§ **Required task**:
Write out the entries verbatim and leave the images out of the copy.

● ● ● ●

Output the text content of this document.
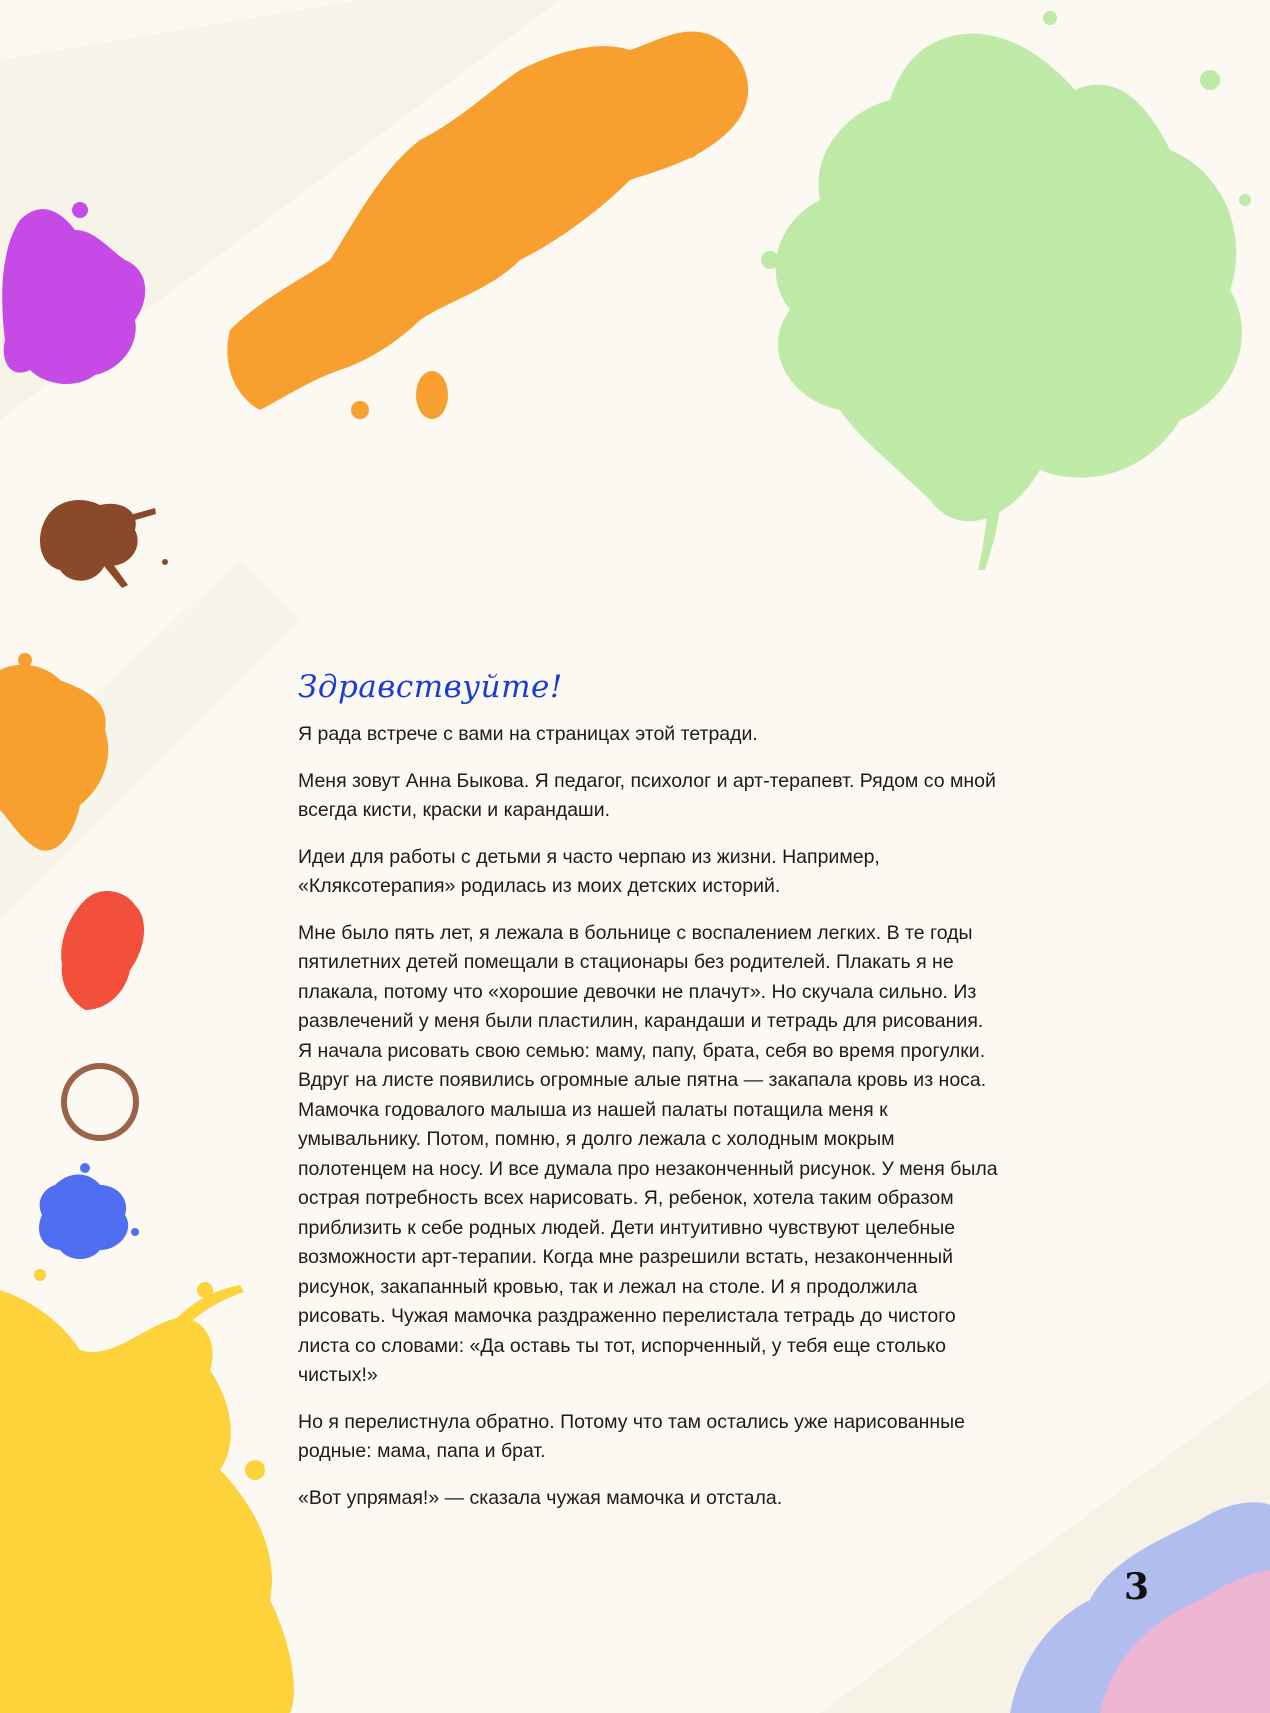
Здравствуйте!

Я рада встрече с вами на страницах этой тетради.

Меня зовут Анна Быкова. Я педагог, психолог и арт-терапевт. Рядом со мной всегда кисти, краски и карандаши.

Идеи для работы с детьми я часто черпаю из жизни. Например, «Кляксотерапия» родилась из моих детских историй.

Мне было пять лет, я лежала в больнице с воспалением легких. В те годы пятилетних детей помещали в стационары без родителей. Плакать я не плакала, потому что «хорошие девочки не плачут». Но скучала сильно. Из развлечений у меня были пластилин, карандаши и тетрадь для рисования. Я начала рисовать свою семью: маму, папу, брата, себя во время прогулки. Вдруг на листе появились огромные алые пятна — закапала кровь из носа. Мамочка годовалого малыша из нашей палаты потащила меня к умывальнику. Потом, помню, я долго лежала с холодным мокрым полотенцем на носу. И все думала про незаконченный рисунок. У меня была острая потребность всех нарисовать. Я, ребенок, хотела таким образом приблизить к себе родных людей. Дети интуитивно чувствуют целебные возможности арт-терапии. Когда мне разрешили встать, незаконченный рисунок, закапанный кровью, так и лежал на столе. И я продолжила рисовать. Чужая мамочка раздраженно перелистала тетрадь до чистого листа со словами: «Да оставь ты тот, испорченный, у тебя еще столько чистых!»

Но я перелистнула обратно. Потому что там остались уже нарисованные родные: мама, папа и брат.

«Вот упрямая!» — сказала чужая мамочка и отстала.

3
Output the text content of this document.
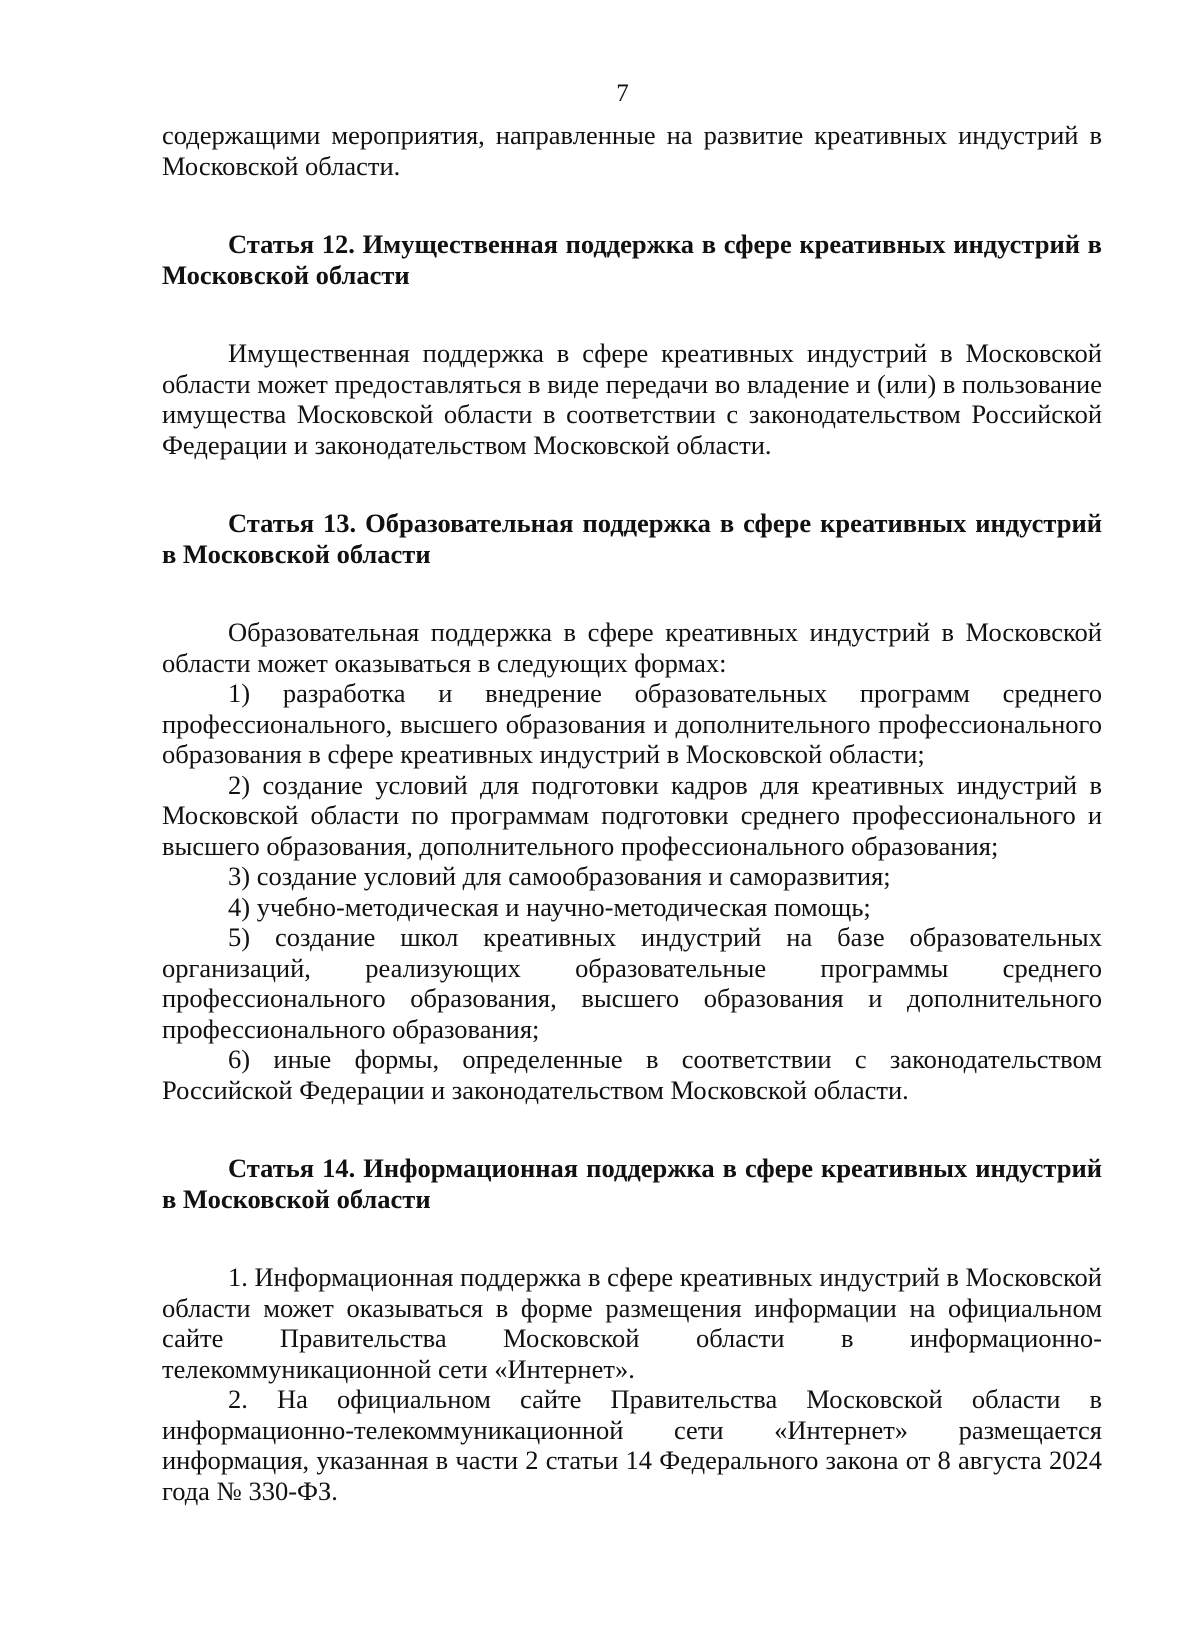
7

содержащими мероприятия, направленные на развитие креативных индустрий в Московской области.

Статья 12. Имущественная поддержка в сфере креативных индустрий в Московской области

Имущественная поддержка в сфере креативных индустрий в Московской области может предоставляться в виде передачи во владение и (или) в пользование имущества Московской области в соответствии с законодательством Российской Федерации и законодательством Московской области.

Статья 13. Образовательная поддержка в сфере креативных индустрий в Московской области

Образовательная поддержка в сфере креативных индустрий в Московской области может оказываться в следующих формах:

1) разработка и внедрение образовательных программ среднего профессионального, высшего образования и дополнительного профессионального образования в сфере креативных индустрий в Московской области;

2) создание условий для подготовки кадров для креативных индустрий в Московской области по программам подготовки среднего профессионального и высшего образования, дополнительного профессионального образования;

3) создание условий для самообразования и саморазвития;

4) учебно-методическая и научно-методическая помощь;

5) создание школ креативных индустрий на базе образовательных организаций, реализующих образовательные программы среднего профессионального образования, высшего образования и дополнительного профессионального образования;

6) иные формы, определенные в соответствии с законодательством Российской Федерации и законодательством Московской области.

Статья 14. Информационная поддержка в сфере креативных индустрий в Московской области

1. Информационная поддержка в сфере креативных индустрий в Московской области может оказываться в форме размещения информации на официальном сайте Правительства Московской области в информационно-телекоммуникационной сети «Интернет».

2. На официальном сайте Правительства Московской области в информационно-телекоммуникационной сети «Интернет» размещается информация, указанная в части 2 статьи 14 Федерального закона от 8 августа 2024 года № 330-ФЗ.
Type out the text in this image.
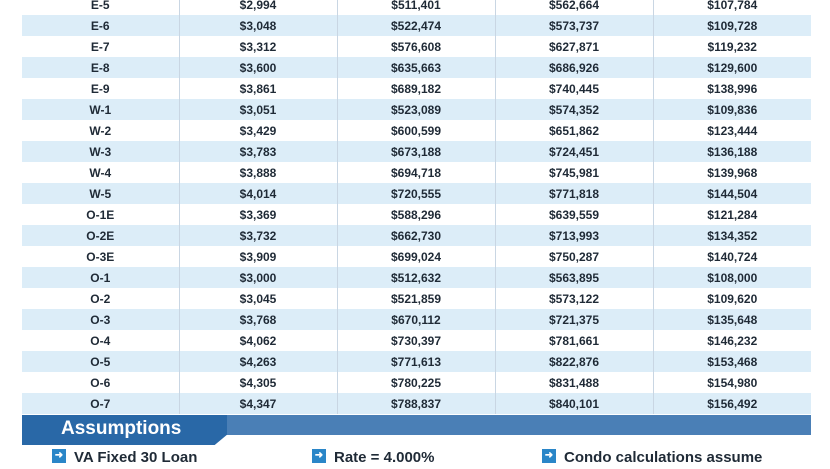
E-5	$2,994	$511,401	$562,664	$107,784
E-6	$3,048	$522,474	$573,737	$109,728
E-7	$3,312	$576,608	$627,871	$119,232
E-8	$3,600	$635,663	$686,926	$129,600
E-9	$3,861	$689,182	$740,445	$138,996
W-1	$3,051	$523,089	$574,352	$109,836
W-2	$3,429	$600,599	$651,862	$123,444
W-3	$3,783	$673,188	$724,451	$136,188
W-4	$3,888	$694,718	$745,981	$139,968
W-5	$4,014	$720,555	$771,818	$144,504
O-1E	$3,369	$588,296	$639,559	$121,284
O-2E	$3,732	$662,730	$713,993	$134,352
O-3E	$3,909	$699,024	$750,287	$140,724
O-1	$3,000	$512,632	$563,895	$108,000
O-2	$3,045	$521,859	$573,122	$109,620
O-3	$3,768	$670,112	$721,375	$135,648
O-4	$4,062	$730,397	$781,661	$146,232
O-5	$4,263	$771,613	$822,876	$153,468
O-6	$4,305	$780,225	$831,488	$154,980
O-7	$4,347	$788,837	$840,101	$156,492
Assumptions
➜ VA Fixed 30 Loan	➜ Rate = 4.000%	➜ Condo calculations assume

● ● ● ●

§ **Task result**:
Output the text content of this document.
Здравствуйте!

Я рада встрече с вами на страницах этой тетради.

Меня зовут Анна Быкова. Я педагог, психолог и арт-терапевт. Рядом со мной всегда кисти, краски и карандаши.

Идеи для работы с детьми я часто черпаю из жизни. Например, «Кляксотерапия» родилась из моих детских историй.

Мне было пять лет, я лежала в больнице с воспалением легких. В те годы пятилетних детей помещали в стационары без родителей. Плакать я не плакала, потому что «хорошие девочки не плачут». Но скучала сильно. Из развлечений у меня были пластилин, карандаши и тетрадь для рисования. Я начала рисовать свою семью: маму, папу, брата, себя во время прогулки. Вдруг на листе появились огромные алые пятна — закапала кровь из носа. Мамочка годовалого малыша из нашей палаты потащила меня к умывальнику. Потом, помню, я долго лежала с холодным мокрым полотенцем на носу. И все думала про незаконченный рисунок. У меня была острая потребность всех нарисовать. Я, ребенок, хотела таким образом приблизить к себе родных людей. Дети интуитивно чувствуют целебные возможности арт-терапии. Когда мне разрешили встать, незаконченный рисунок, закапанный кровью, так и лежал на столе. И я продолжила рисовать. Чужая мамочка раздраженно перелистала тетрадь до чистого листа со словами: «Да оставь ты тот, испорченный, у тебя еще столько чистых!»

Но я перелистнула обратно. Потому что там остались уже нарисованные родные: мама, папа и брат.

«Вот упрямая!» — сказала чужая мамочка и отстала.

3
Output the text content of this document.
7

содержащими мероприятия, направленные на развитие креативных индустрий в Московской области.

Статья 12. Имущественная поддержка в сфере креативных индустрий в Московской области

Имущественная поддержка в сфере креативных индустрий в Московской области может предоставляться в виде передачи во владение и (или) в пользование имущества Московской области в соответствии с законодательством Российской Федерации и законодательством Московской области.

Статья 13. Образовательная поддержка в сфере креативных индустрий в Московской области

Образовательная поддержка в сфере креативных индустрий в Московской области может оказываться в следующих формах:

1) разработка и внедрение образовательных программ среднего профессионального, высшего образования и дополнительного профессионального образования в сфере креативных индустрий в Московской области;

2) создание условий для подготовки кадров для креативных индустрий в Московской области по программам подготовки среднего профессионального и высшего образования, дополнительного профессионального образования;

3) создание условий для самообразования и саморазвития;

4) учебно-методическая и научно-методическая помощь;

5) создание школ креативных индустрий на базе образовательных организаций, реализующих образовательные программы среднего профессионального образования, высшего образования и дополнительного профессионального образования;

6) иные формы, определенные в соответствии с законодательством Российской Федерации и законодательством Московской области.

Статья 14. Информационная поддержка в сфере креативных индустрий в Московской области

1. Информационная поддержка в сфере креативных индустрий в Московской области может оказываться в форме размещения информации на официальном сайте Правительства Московской области в информационно-телекоммуникационной сети «Интернет».

2. На официальном сайте Правительства Московской области в информационно-телекоммуникационной сети «Интернет» размещается информация, указанная в части 2 статьи 14 Федерального закона от 8 августа 2024 года № 330-ФЗ.
Type out the text in this image.
E-5	$2,994	$511,401	$562,664	$107,784
E-6	$3,048	$522,474	$573,737	$109,728
E-7	$3,312	$576,608	$627,871	$119,232
E-8	$3,600	$635,663	$686,926	$129,600
E-9	$3,861	$689,182	$740,445	$138,996
W-1	$3,051	$523,089	$574,352	$109,836
W-2	$3,429	$600,599	$651,862	$123,444
W-3	$3,783	$673,188	$724,451	$136,188
W-4	$3,888	$694,718	$745,981	$139,968
W-5	$4,014	$720,555	$771,818	$144,504
O-1E	$3,369	$588,296	$639,559	$121,284
O-2E	$3,732	$662,730	$713,993	$134,352
O-3E	$3,909	$699,024	$750,287	$140,724
O-1	$3,000	$512,632	$563,895	$108,000
O-2	$3,045	$521,859	$573,122	$109,620
O-3	$3,768	$670,112	$721,375	$135,648
O-4	$4,062	$730,397	$781,661	$146,232
O-5	$4,263	$771,613	$822,876	$153,468
O-6	$4,305	$780,225	$831,488	$154,980
O-7	$4,347	$788,837	$840,101	$156,492
Assumptions
➜ VA Fixed 30 Loan	➜ Rate = 4.000%	➜ Condo calculations assume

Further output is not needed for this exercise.